Retype every entry in its entirety, without alteration.

> [Data listing]
■ ■ ■ ■ ■
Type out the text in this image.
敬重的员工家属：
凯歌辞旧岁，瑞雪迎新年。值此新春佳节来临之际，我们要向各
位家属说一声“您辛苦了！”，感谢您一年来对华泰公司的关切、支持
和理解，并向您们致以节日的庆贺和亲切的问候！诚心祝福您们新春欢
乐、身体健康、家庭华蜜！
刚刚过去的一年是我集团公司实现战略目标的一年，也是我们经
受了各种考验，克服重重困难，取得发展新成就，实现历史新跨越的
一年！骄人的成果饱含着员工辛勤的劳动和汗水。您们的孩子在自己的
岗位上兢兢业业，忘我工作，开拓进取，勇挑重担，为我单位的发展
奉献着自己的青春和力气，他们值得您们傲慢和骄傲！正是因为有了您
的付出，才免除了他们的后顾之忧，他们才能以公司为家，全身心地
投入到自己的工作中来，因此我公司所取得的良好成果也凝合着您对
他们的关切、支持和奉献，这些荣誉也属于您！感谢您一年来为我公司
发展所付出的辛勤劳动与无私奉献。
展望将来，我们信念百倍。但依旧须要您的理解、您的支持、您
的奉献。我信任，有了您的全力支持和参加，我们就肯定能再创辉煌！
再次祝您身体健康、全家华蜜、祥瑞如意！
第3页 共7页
■ ■ ■ ■ ■
> [Reply]
Type out the text in this image.
敬重的员工家属：
凯歌辞旧岁，瑞雪迎新年。值此新春佳节来临之际，我们要向各
位家属说一声“您辛苦了！”，感谢您一年来对华泰公司的关切、支持
和理解，并向您们致以节日的庆贺和亲切的问候！诚心祝福您们新春欢
乐、身体健康、家庭华蜜！
刚刚过去的一年是我集团公司实现战略目标的一年，也是我们经
受了各种考验，克服重重困难，取得发展新成就，实现历史新跨越的
一年！骄人的成果饱含着员工辛勤的劳动和汗水。您们的孩子在自己的
岗位上兢兢业业，忘我工作，开拓进取，勇挑重担，为我单位的发展
奉献着自己的青春和力气，他们值得您们傲慢和骄傲！正是因为有了您
的付出，才免除了他们的后顾之忧，他们才能以公司为家，全身心地
投入到自己的工作中来，因此我公司所取得的良好成果也凝合着您对
他们的关切、支持和奉献，这些荣誉也属于您！感谢您一年来为我公司
发展所付出的辛勤劳动与无私奉献。
展望将来，我们信念百倍。但依旧须要您的理解、您的支持、您
的奉献。我信任，有了您的全力支持和参加，我们就肯定能再创辉煌！
再次祝您身体健康、全家华蜜、祥瑞如意！
第3页 共7页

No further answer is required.